• _ASSIGNMENT_
Which of the lines in the data below contain the string "Cash"? Copy each of them.

Page transcription dataset items:
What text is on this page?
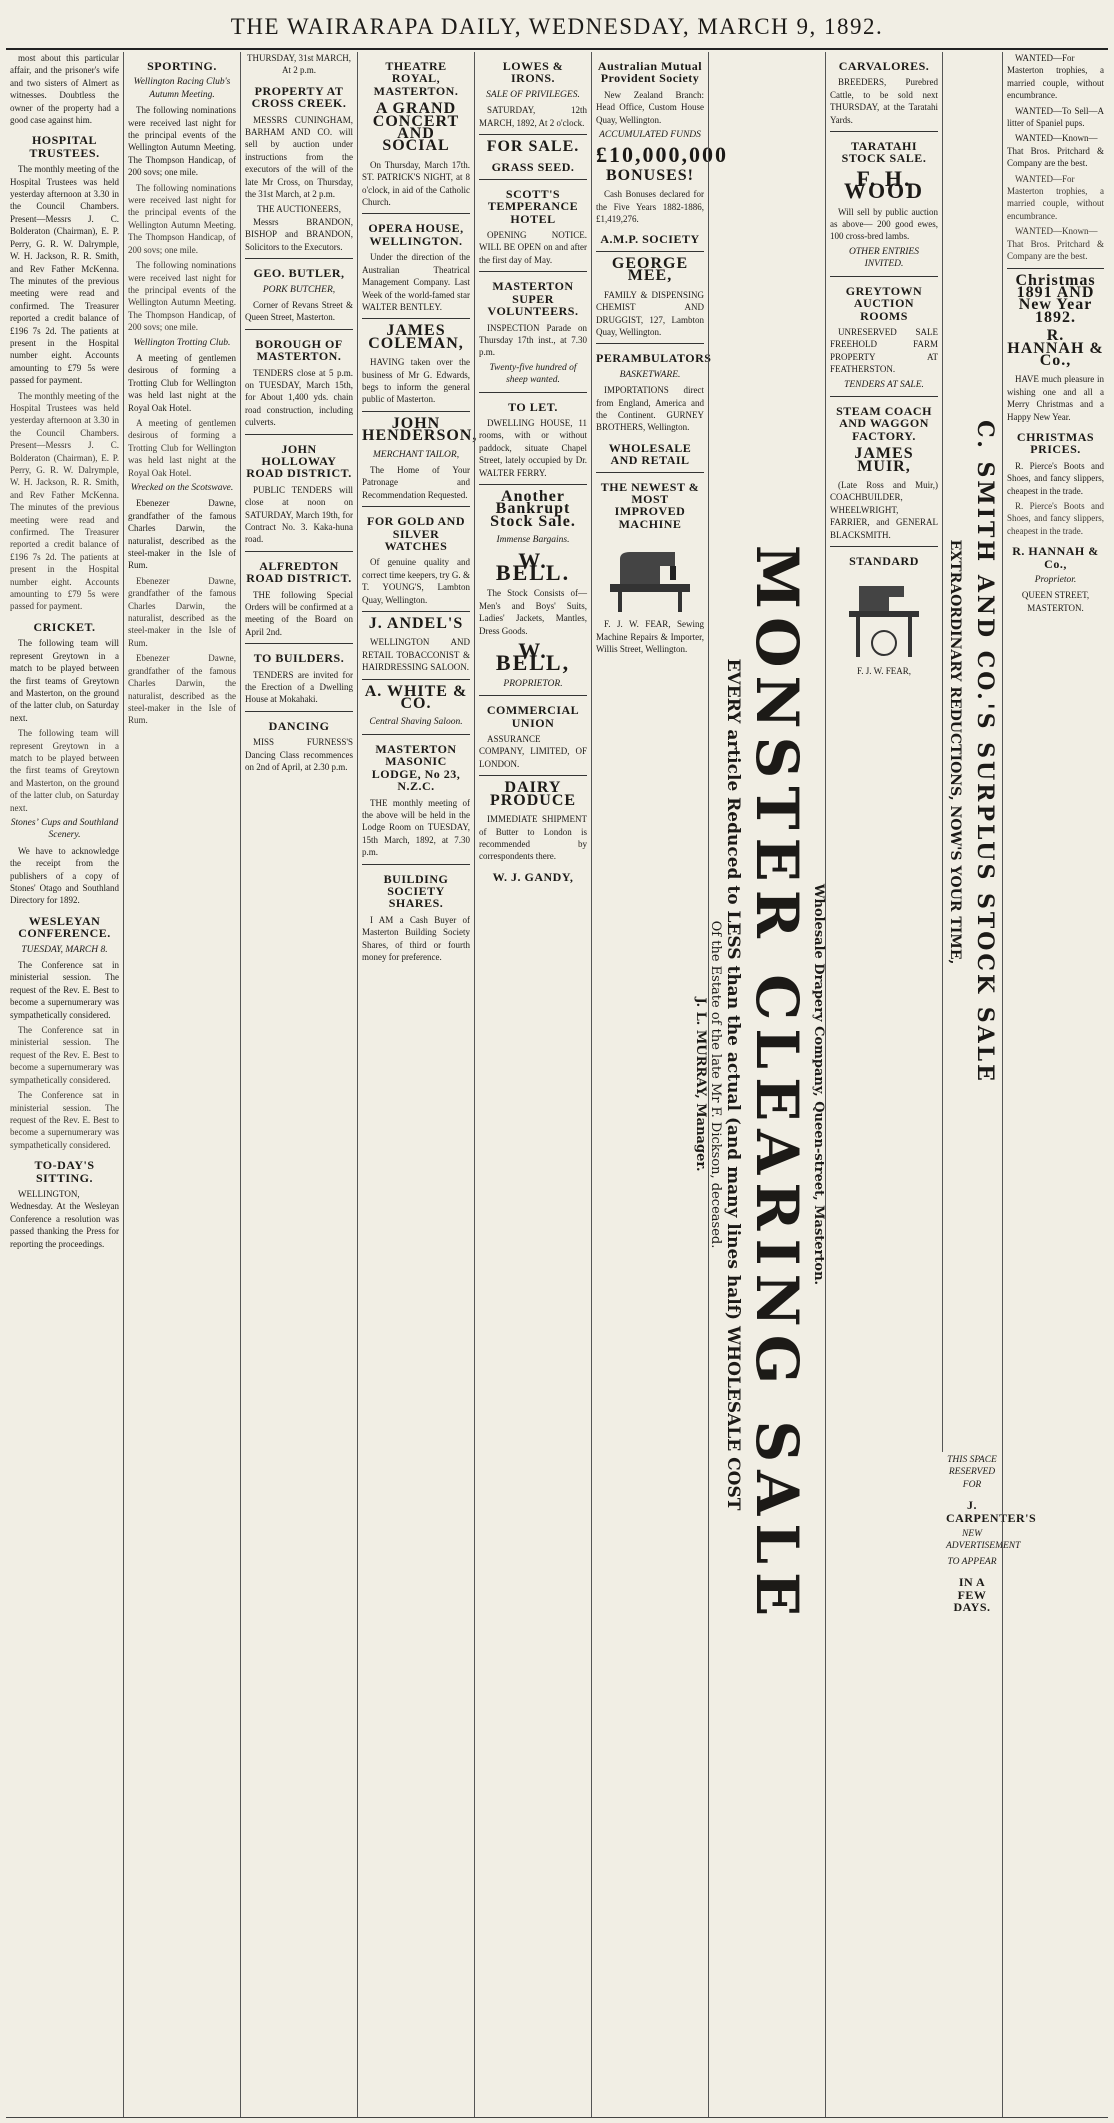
THE WAIRARAPA DAILY, WEDNESDAY, MARCH 9, 1892.

most about this particular affair, and the prisoner's wife and two sisters of Almert as witnesses. Doubtless the owner of the property had a good case against him.

HOSPITAL TRUSTEES.

The monthly meeting of the Hospital Trustees was held yesterday afternoon at 3.30 in the Council Chambers. Present—Messrs J. C. Bolderaton (Chairman), E. P. Perry, G. R. W. Dalrymple, W. H. Jackson, R. R. Smith, and Rev Father McKenna. The minutes of the previous meeting were read and confirmed. The Treasurer reported a credit balance of £196 7s 2d. The patients at present in the Hospital number eight. Accounts amounting to £79 5s were passed for payment.

The monthly meeting of the Hospital Trustees was held yesterday afternoon at 3.30 in the Council Chambers. Present—Messrs J. C. Bolderaton (Chairman), E. P. Perry, G. R. W. Dalrymple, W. H. Jackson, R. R. Smith, and Rev Father McKenna. The minutes of the previous meeting were read and confirmed. The Treasurer reported a credit balance of £196 7s 2d. The patients at present in the Hospital number eight. Accounts amounting to £79 5s were passed for payment.

CRICKET.

The following team will represent Greytown in a match to be played between the first teams of Greytown and Masterton, on the ground of the latter club, on Saturday next.

The following team will represent Greytown in a match to be played between the first teams of Greytown and Masterton, on the ground of the latter club, on Saturday next.

Stonesʼ Cups and Southland Scenery.

We have to acknowledge the receipt from the publishers of a copy of Stones' Otago and Southland Directory for 1892.

WESLEYAN CONFERENCE.
TUESDAY, MARCH 8.

The Conference sat in ministerial session. The request of the Rev. E. Best to become a supernumerary was sympathetically considered.

The Conference sat in ministerial session. The request of the Rev. E. Best to become a supernumerary was sympathetically considered.

The Conference sat in ministerial session. The request of the Rev. E. Best to become a supernumerary was sympathetically considered.

TO-DAY'S SITTING.

WELLINGTON, Wednesday. At the Wesleyan Conference a resolution was passed thanking the Press for reporting the proceedings.

SPORTING.
Wellington Racing Club's Autumn Meeting.

The following nominations were received last night for the principal events of the Wellington Autumn Meeting. The Thompson Handicap, of 200 sovs; one mile.

The following nominations were received last night for the principal events of the Wellington Autumn Meeting. The Thompson Handicap, of 200 sovs; one mile.

The following nominations were received last night for the principal events of the Wellington Autumn Meeting. The Thompson Handicap, of 200 sovs; one mile.

Wellington Trotting Club.

A meeting of gentlemen desirous of forming a Trotting Club for Wellington was held last night at the Royal Oak Hotel.

A meeting of gentlemen desirous of forming a Trotting Club for Wellington was held last night at the Royal Oak Hotel.

Wrecked on the Scotswave.

Ebenezer Dawne, grandfather of the famous Charles Darwin, the naturalist, described as the steel-maker in the Isle of Rum.

Ebenezer Dawne, grandfather of the famous Charles Darwin, the naturalist, described as the steel-maker in the Isle of Rum.

Ebenezer Dawne, grandfather of the famous Charles Darwin, the naturalist, described as the steel-maker in the Isle of Rum.

THURSDAY, 31st MARCH, At 2 p.m.
PROPERTY AT CROSS CREEK.

MESSRS CUNINGHAM, BARHAM AND CO. will sell by auction under instructions from the executors of the will of the late Mr Cross, on Thursday, the 31st March, at 2 p.m.

THE AUCTIONEERS,

Messrs BRANDON, BISHOP and BRANDON, Solicitors to the Executors.

GEO. BUTLER,
PORK BUTCHER,

Corner of Revans Street & Queen Street, Masterton.

BOROUGH OF MASTERTON.

TENDERS close at 5 p.m. on TUESDAY, March 15th, for About 1,400 yds. chain road construction, including culverts.

JOHN HOLLOWAY ROAD DISTRICT.

PUBLIC TENDERS will close at noon on SATURDAY, March 19th, for Contract No. 3. Kaka-huna road.

ALFREDTON ROAD DISTRICT.

THE following Special Orders will be confirmed at a meeting of the Board on April 2nd.

TO BUILDERS.

TENDERS are invited for the Erection of a Dwelling House at Mokahaki.

DANCING

MISS FURNESS'S Dancing Class recommences on 2nd of April, at 2.30 p.m.

THEATRE ROYAL, MASTERTON.
A GRAND CONCERT AND SOCIAL

On Thursday, March 17th. ST. PATRICK'S NIGHT, at 8 o'clock, in aid of the Catholic Church.

OPERA HOUSE, WELLINGTON.

Under the direction of the Australian Theatrical Management Company. Last Week of the world-famed star WALTER BENTLEY.

JAMES COLEMAN,

HAVING taken over the business of Mr G. Edwards, begs to inform the general public of Masterton.

JOHN HENDERSON,
MERCHANT TAILOR,

The Home of Your Patronage and Recommendation Requested.

FOR GOLD AND SILVER WATCHES

Of genuine quality and correct time keepers, try G. & T. YOUNG'S, Lambton Quay, Wellington.

J. ANDEL'S

WELLINGTON AND RETAIL TOBACCONIST & HAIRDRESSING SALOON.

A. WHITE & CO.
Central Shaving Saloon.
MASTERTON MASONIC LODGE, No 23, N.Z.C.

THE monthly meeting of the above will be held in the Lodge Room on TUESDAY, 15th March, 1892, at 7.30 p.m.

BUILDING SOCIETY SHARES.

I AM a Cash Buyer of Masterton Building Society Shares, of third or fourth money for preference.

LOWES & IRONS.
SALE OF PRIVILEGES.

SATURDAY, 12th MARCH, 1892, At 2 o'clock.

FOR SALE.
GRASS SEED.
SCOTT'S TEMPERANCE HOTEL

OPENING NOTICE. WILL BE OPEN on and after the first day of May.

MASTERTON SUPER VOLUNTEERS.

INSPECTION Parade on Thursday 17th inst., at 7.30 p.m.

Twenty-five hundred of sheep wanted.
TO LET.

DWELLING HOUSE, 11 rooms, with or without paddock, situate Chapel Street, lately occupied by Dr. WALTER FERRY.

Another Bankrupt Stock Sale.
Immense Bargains.
W. BELL.

The Stock Consists of— Men's and Boys' Suits, Ladies' Jackets, Mantles, Dress Goods.

W. BELL,
PROPRIETOR.
COMMERCIAL UNION

ASSURANCE COMPANY, LIMITED, OF LONDON.

DAIRY PRODUCE

IMMEDIATE SHIPMENT of Butter to London is recommended by correspondents there.

W. J. GANDY,
Australian Mutual Provident Society

New Zealand Branch: Head Office, Custom House Quay, Wellington.

ACCUMULATED FUNDS
£10,000,000
BONUSES!

Cash Bonuses declared for the Five Years 1882-1886, £1,419,276.

A.M.P. SOCIETY
GEORGE MEE,

FAMILY & DISPENSING CHEMIST AND DRUGGIST, 127, Lambton Quay, Wellington.

PERAMBULATORS
BASKETWARE.

IMPORTATIONS direct from England, America and the Continent. GURNEY BROTHERS, Wellington.

WHOLESALE AND RETAIL
THE NEWEST & MOST IMPROVED MACHINE

F. J. W. FEAR, Sewing Machine Repairs & Importer, Willis Street, Wellington.

Wholesale Drapery Company, Queen-street, Masterton.
MONSTER CLEARING SALE
EVERY article Reduced to LESS than the actual (and many lines half) WHOLESALE COST
Of the Estate of the late Mr F. Dickson, deceased.
J. L. MURRAY, Manager.
CARVALORES.

BREEDERS, Purebred Cattle, to be sold next THURSDAY, at the Taratahi Yards.

TARATAHI STOCK SALE.
F. H. WOOD

Will sell by public auction as above— 200 good ewes, 100 cross-bred lambs.

OTHER ENTRIES INVITED.
GREYTOWN AUCTION ROOMS

UNRESERVED SALE FREEHOLD FARM PROPERTY AT FEATHERSTON.

TENDERS AT SALE.
STEAM COACH AND WAGGON FACTORY.
JAMES MUIR,

(Late Ross and Muir,) COACHBUILDER, WHEELWRIGHT, FARRIER, and GENERAL BLACKSMITH.

STANDARD
F. J. W. FEAR,	C. SMITH AND CO.'S SURPLUS STOCK SALE
EXTRAORDINARY REDUCTIONS, NOW'S YOUR TIME,
THIS SPACE RESERVED FOR
J. CARPENTER'S
NEW ADVERTISEMENT
TO APPEAR
IN A FEW DAYS.

WANTED—For Masterton trophies, a married couple, without encumbrance.

WANTED—To Sell—A litter of Spaniel pups.

WANTED—Known—That Bros. Pritchard & Company are the best.

WANTED—For Masterton trophies, a married couple, without encumbrance.

WANTED—Known—That Bros. Pritchard & Company are the best.

Christmas 1891 AND New Year 1892.
R. HANNAH & Co.,

HAVE much pleasure in wishing one and all a Merry Christmas and a Happy New Year.

CHRISTMAS PRICES.

R. Pierce's Boots and Shoes, and fancy slippers, cheapest in the trade.

R. Pierce's Boots and Shoes, and fancy slippers, cheapest in the trade.

R. HANNAH & Co.,
Proprietor.
QUEEN STREET, MASTERTON.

• _THE COMPLETED TASK_
I AM a Cash Buyer of Masterton Building Society Shares, of third or fourth money for preference.
Cash Bonuses declared for the Five Years 1882-1886, £1,419,276.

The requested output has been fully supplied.